*** Extracted records ***

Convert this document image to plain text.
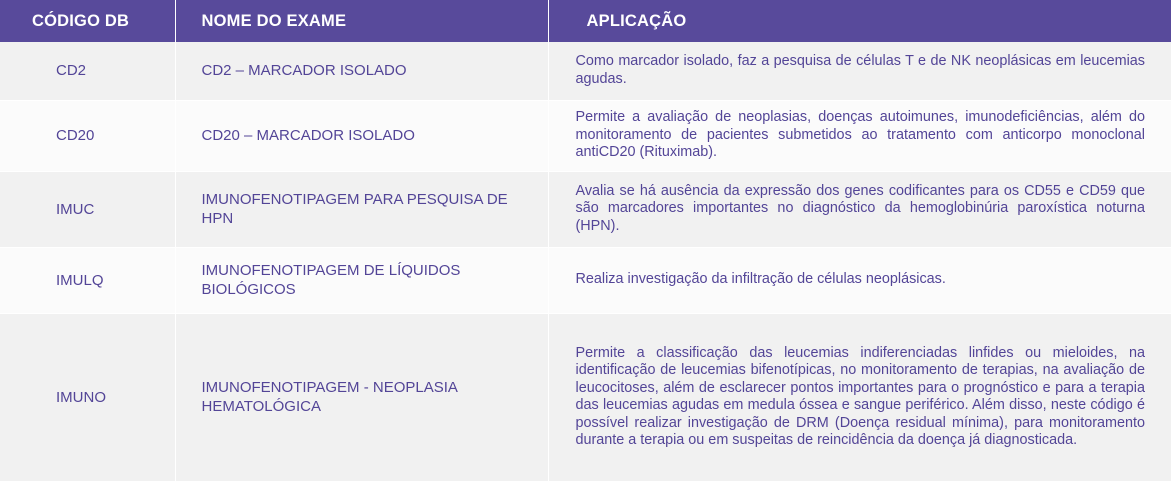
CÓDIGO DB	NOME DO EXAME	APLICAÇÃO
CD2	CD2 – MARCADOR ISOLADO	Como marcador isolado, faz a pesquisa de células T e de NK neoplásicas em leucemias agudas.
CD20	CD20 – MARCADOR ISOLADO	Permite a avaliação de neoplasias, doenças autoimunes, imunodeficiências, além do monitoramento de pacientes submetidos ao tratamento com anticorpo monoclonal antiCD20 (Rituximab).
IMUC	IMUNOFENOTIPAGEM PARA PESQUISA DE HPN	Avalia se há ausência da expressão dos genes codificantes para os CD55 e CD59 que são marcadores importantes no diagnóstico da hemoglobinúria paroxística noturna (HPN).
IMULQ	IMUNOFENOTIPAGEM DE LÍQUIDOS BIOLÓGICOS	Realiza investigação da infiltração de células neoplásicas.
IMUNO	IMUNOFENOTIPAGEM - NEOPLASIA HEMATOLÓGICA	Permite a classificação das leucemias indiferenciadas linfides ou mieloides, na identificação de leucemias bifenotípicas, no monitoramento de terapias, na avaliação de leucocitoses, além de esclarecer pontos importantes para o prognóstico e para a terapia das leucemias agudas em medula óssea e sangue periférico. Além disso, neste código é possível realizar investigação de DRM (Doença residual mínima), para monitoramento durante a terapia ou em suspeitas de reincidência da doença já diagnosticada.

*** End of Extracted records ***

Look for the word "células" in the records above, count the lines that hold it, and give only that number.

Written solution:
2